MATERIAL FOR THIS TASK:
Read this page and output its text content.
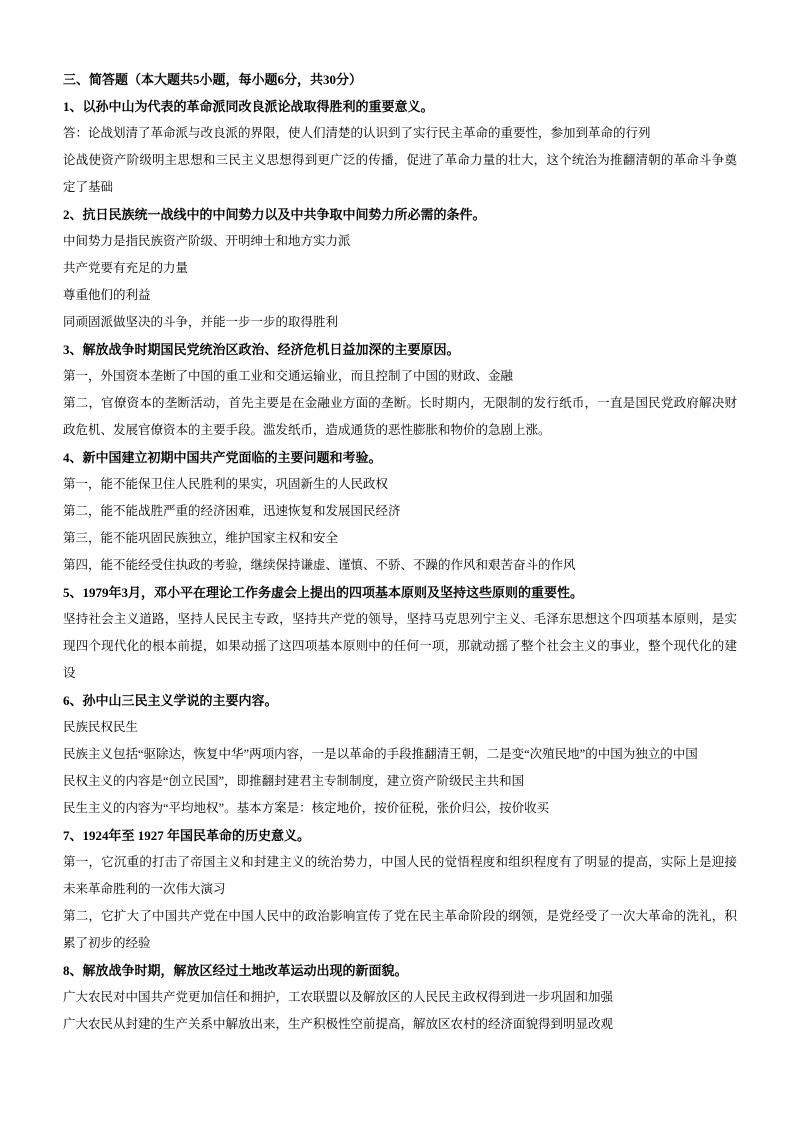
三、简答题（本大题共5小题，每小题6分，共30分）
1、以孙中山为代表的革命派同改良派论战取得胜利的重要意义。

答：论战划清了革命派与改良派的界限，使人们清楚的认识到了实行民主革命的重要性，参加到革命的行列

论战使资产阶级明主思想和三民主义思想得到更广泛的传播，促进了革命力量的壮大，这个统治为推翻清朝的革命斗争奠定了基础

2、抗日民族统一战线中的中间势力以及中共争取中间势力所必需的条件。

中间势力是指民族资产阶级、开明绅士和地方实力派

共产党要有充足的力量

尊重他们的利益

同顽固派做坚决的斗争，并能一步一步的取得胜利

3、解放战争时期国民党统治区政治、经济危机日益加深的主要原因。

第一，外国资本垄断了中国的重工业和交通运输业，而且控制了中国的财政、金融

第二，官僚资本的垄断活动，首先主要是在金融业方面的垄断。长时期内，无限制的发行纸币，一直是国民党政府解决财政危机、发展官僚资本的主要手段。滥发纸币，造成通货的恶性膨胀和物价的急剧上涨。

4、新中国建立初期中国共产党面临的主要问题和考验。

第一，能不能保卫住人民胜利的果实，巩固新生的人民政权

第二，能不能战胜严重的经济困难，迅速恢复和发展国民经济

第三，能不能巩固民族独立，维护国家主权和安全

第四，能不能经受住执政的考验，继续保持谦虚、谨慎、不骄、不躁的作风和艰苦奋斗的作风

5、1979年3月，邓小平在理论工作务虚会上提出的四项基本原则及坚持这些原则的重要性。

坚持社会主义道路，坚持人民民主专政，坚持共产党的领导，坚持马克思列宁主义、毛泽东思想这个四项基本原则，是实现四个现代化的根本前提，如果动摇了这四项基本原则中的任何一项，那就动摇了整个社会主义的事业，整个现代化的建设

6、孙中山三民主义学说的主要内容。

民族民权民生

民族主义包括“驱除达，恢复中华”两项内容，一是以革命的手段推翻清王朝，二是变“次殖民地”的中国为独立的中国

民权主义的内容是“创立民国”，即推翻封建君主专制制度，建立资产阶级民主共和国

民生主义的内容为“平均地权”。基本方案是：核定地价，按价征税，张价归公，按价收买

7、1924年至 1927 年国民革命的历史意义。

第一，它沉重的打击了帝国主义和封建主义的统治势力，中国人民的觉悟程度和组织程度有了明显的提高，实际上是迎接未来革命胜利的一次伟大演习

第二，它扩大了中国共产党在中国人民中的政治影响宣传了党在民主革命阶段的纲领，是党经受了一次大革命的洗礼，积累了初步的经验

8、解放战争时期，解放区经过土地改革运动出现的新面貌。

广大农民对中国共产党更加信任和拥护，工农联盟以及解放区的人民民主政权得到进一步巩固和加强

广大农民从封建的生产关系中解放出来，生产积极性空前提高，解放区农村的经济面貌得到明显改观
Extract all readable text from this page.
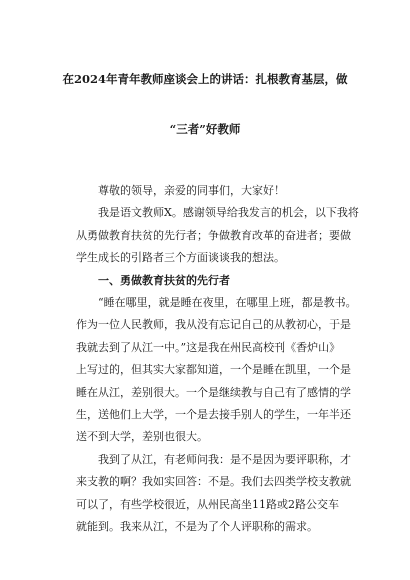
在2024年青年教师座谈会上的讲话：扎根教育基层，做
“三者”好教师

尊敬的领导，亲爱的同事们，大家好！

我是语文教师X。感谢领导给我发言的机会，以下我将

从勇做教育扶贫的先行者；争做教育改革的奋进者；要做

学生成长的引路者三个方面谈谈我的想法。

一、勇做教育扶贫的先行者

“睡在哪里，就是睡在夜里，在哪里上班，都是教书。

作为一位人民教师，我从没有忘记自己的从教初心，于是

我就去到了从江一中。”这是我在州民高校刊《香炉山》

上写过的，但其实大家都知道，一个是睡在凯里，一个是

睡在从江，差别很大。一个是继续教与自己有了感情的学

生，送他们上大学，一个是去接手别人的学生，一年半还

送不到大学，差别也很大。

我到了从江，有老师问我：是不是因为要评职称，才

来支教的啊？我如实回答：不是。我们去四类学校支教就

可以了，有些学校很近，从州民高坐11路或2路公交车

就能到。我来从江，不是为了个人评职称的需求。
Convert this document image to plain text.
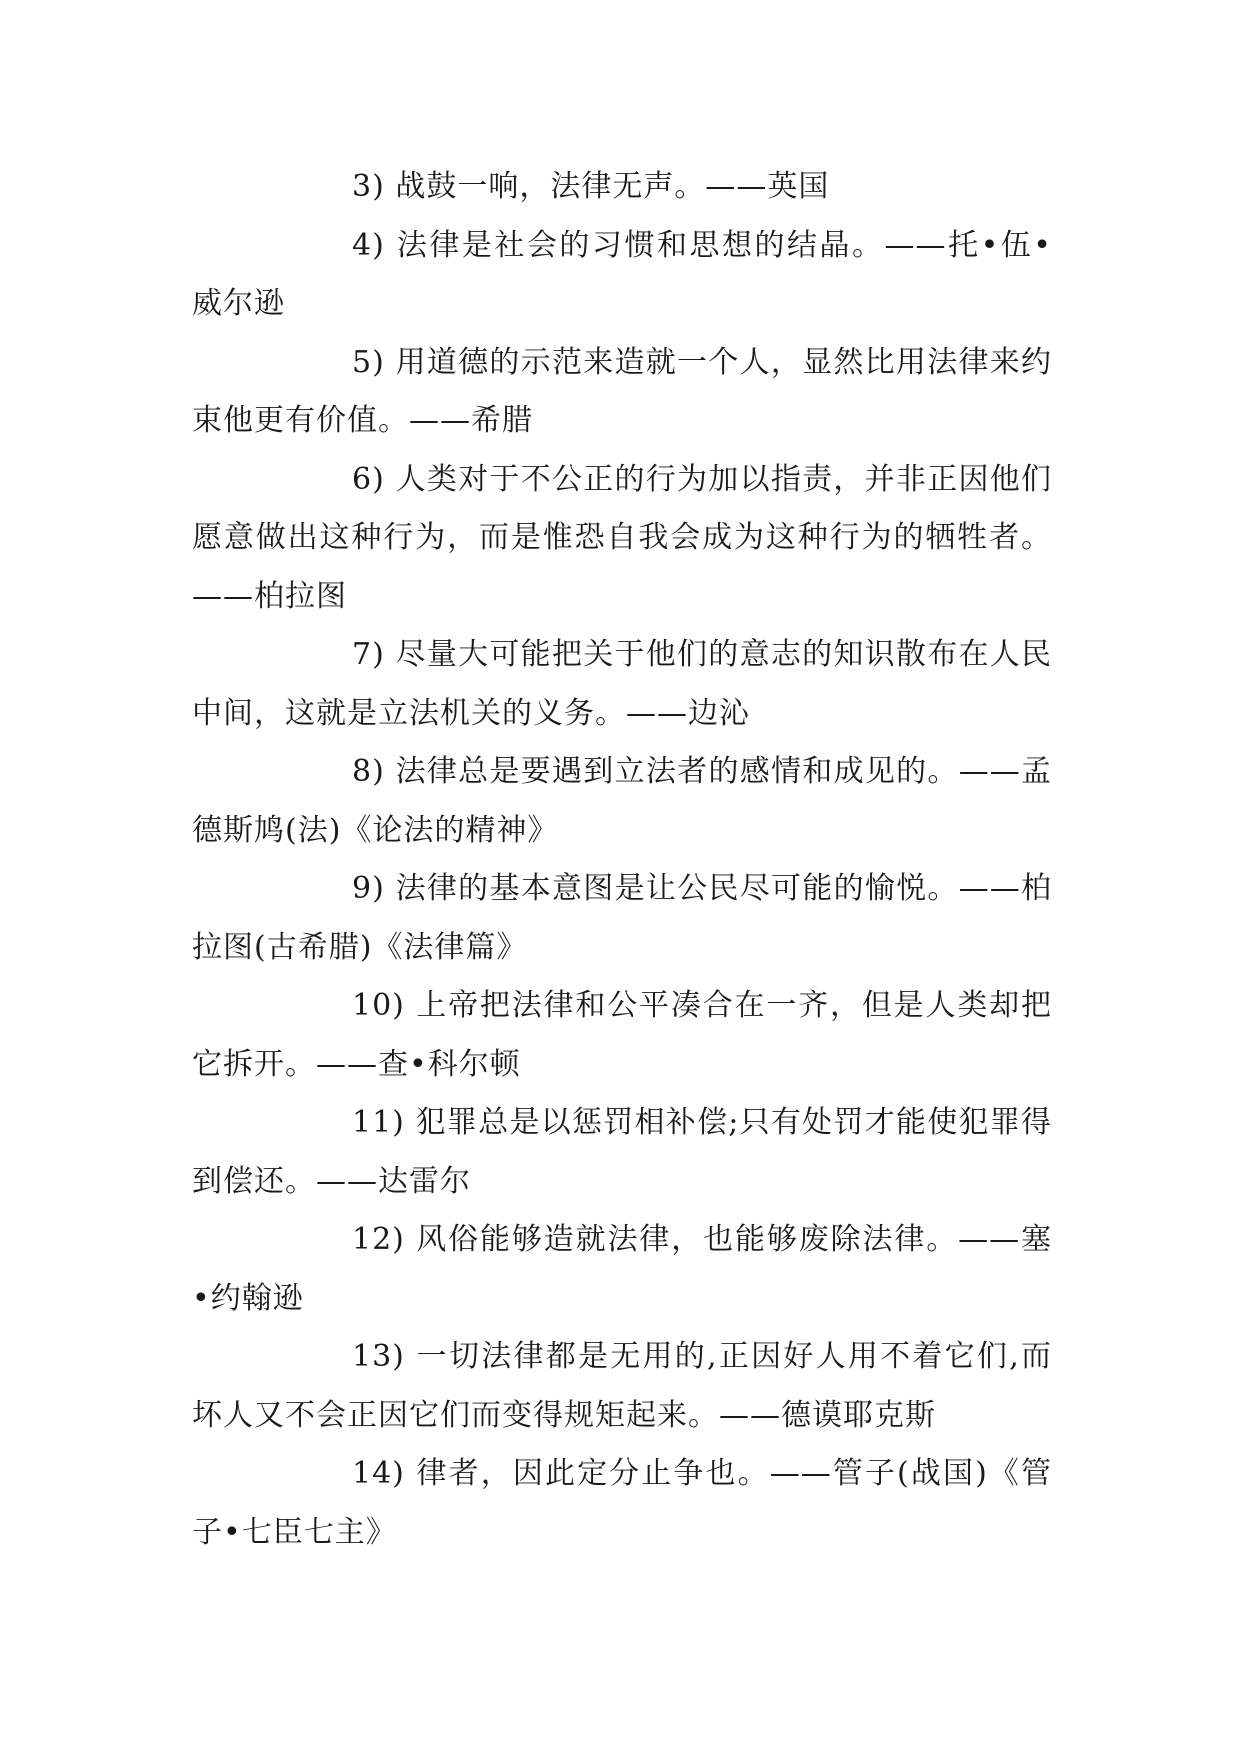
3) 战鼓一响，法律无声。——英国

4) 法律是社会的习惯和思想的结晶。——托•伍•威尔逊

5) 用道德的示范来造就一个人，显然比用法律来约束他更有价值。——希腊

6) 人类对于不公正的行为加以指责，并非正因他们愿意做出这种行为，而是惟恐自我会成为这种行为的牺牲者。——柏拉图

7) 尽量大可能把关于他们的意志的知识散布在人民中间，这就是立法机关的义务。——边沁

8) 法律总是要遇到立法者的感情和成见的。——孟德斯鸠(法)《论法的精神》

9) 法律的基本意图是让公民尽可能的愉悦。——柏拉图(古希腊)《法律篇》

10) 上帝把法律和公平凑合在一齐，但是人类却把它拆开。——查•科尔顿

11) 犯罪总是以惩罚相补偿;只有处罚才能使犯罪得到偿还。——达雷尔

12) 风俗能够造就法律，也能够废除法律。——塞•约翰逊

13) 一切法律都是无用的,正因好人用不着它们,而坏人又不会正因它们而变得规矩起来。——德谟耶克斯

14) 律者，因此定分止争也。——管子(战国)《管子•七臣七主》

PROBLEM STATEMENT:
Every record is to be reproduced exactly, with no pictures included.

FINAL RESULT:
Read this page and output its text content.
三、简答题（本大题共5小题，每小题6分，共30分）
1、以孙中山为代表的革命派同改良派论战取得胜利的重要意义。

答：论战划清了革命派与改良派的界限，使人们清楚的认识到了实行民主革命的重要性，参加到革命的行列

论战使资产阶级明主思想和三民主义思想得到更广泛的传播，促进了革命力量的壮大，这个统治为推翻清朝的革命斗争奠定了基础

2、抗日民族统一战线中的中间势力以及中共争取中间势力所必需的条件。

中间势力是指民族资产阶级、开明绅士和地方实力派

共产党要有充足的力量

尊重他们的利益

同顽固派做坚决的斗争，并能一步一步的取得胜利

3、解放战争时期国民党统治区政治、经济危机日益加深的主要原因。

第一，外国资本垄断了中国的重工业和交通运输业，而且控制了中国的财政、金融

第二，官僚资本的垄断活动，首先主要是在金融业方面的垄断。长时期内，无限制的发行纸币，一直是国民党政府解决财政危机、发展官僚资本的主要手段。滥发纸币，造成通货的恶性膨胀和物价的急剧上涨。

4、新中国建立初期中国共产党面临的主要问题和考验。

第一，能不能保卫住人民胜利的果实，巩固新生的人民政权

第二，能不能战胜严重的经济困难，迅速恢复和发展国民经济

第三，能不能巩固民族独立，维护国家主权和安全

第四，能不能经受住执政的考验，继续保持谦虚、谨慎、不骄、不躁的作风和艰苦奋斗的作风

5、1979年3月，邓小平在理论工作务虚会上提出的四项基本原则及坚持这些原则的重要性。

坚持社会主义道路，坚持人民民主专政，坚持共产党的领导，坚持马克思列宁主义、毛泽东思想这个四项基本原则，是实现四个现代化的根本前提，如果动摇了这四项基本原则中的任何一项，那就动摇了整个社会主义的事业，整个现代化的建设

6、孙中山三民主义学说的主要内容。

民族民权民生

民族主义包括“驱除达，恢复中华”两项内容，一是以革命的手段推翻清王朝，二是变“次殖民地”的中国为独立的中国

民权主义的内容是“创立民国”，即推翻封建君主专制制度，建立资产阶级民主共和国

民生主义的内容为“平均地权”。基本方案是：核定地价，按价征税，张价归公，按价收买

7、1924年至 1927 年国民革命的历史意义。

第一，它沉重的打击了帝国主义和封建主义的统治势力，中国人民的觉悟程度和组织程度有了明显的提高，实际上是迎接未来革命胜利的一次伟大演习

第二，它扩大了中国共产党在中国人民中的政治影响宣传了党在民主革命阶段的纲领，是党经受了一次大革命的洗礼，积累了初步的经验

8、解放战争时期，解放区经过土地改革运动出现的新面貌。

广大农民对中国共产党更加信任和拥护，工农联盟以及解放区的人民民主政权得到进一步巩固和加强

广大农民从封建的生产关系中解放出来，生产积极性空前提高，解放区农村的经济面貌得到明显改观
Extract all readable text from this page.
在2024年青年教师座谈会上的讲话：扎根教育基层，做
“三者”好教师

尊敬的领导，亲爱的同事们，大家好！

我是语文教师X。感谢领导给我发言的机会，以下我将

从勇做教育扶贫的先行者；争做教育改革的奋进者；要做

学生成长的引路者三个方面谈谈我的想法。

一、勇做教育扶贫的先行者

“睡在哪里，就是睡在夜里，在哪里上班，都是教书。

作为一位人民教师，我从没有忘记自己的从教初心，于是

我就去到了从江一中。”这是我在州民高校刊《香炉山》

上写过的，但其实大家都知道，一个是睡在凯里，一个是

睡在从江，差别很大。一个是继续教与自己有了感情的学

生，送他们上大学，一个是去接手别人的学生，一年半还

送不到大学，差别也很大。

我到了从江，有老师问我：是不是因为要评职称，才

来支教的啊？我如实回答：不是。我们去四类学校支教就

可以了，有些学校很近，从州民高坐11路或2路公交车

就能到。我来从江，不是为了个人评职称的需求。
Convert this document image to plain text.
3) 战鼓一响，法律无声。——英国

4) 法律是社会的习惯和思想的结晶。——托•伍•威尔逊

5) 用道德的示范来造就一个人，显然比用法律来约束他更有价值。——希腊

6) 人类对于不公正的行为加以指责，并非正因他们愿意做出这种行为，而是惟恐自我会成为这种行为的牺牲者。——柏拉图

7) 尽量大可能把关于他们的意志的知识散布在人民中间，这就是立法机关的义务。——边沁

8) 法律总是要遇到立法者的感情和成见的。——孟德斯鸠(法)《论法的精神》

9) 法律的基本意图是让公民尽可能的愉悦。——柏拉图(古希腊)《法律篇》

10) 上帝把法律和公平凑合在一齐，但是人类却把它拆开。——查•科尔顿

11) 犯罪总是以惩罚相补偿;只有处罚才能使犯罪得到偿还。——达雷尔

12) 风俗能够造就法律，也能够废除法律。——塞•约翰逊

13) 一切法律都是无用的,正因好人用不着它们,而坏人又不会正因它们而变得规矩起来。——德谟耶克斯

14) 律者，因此定分止争也。——管子(战国)《管子•七臣七主》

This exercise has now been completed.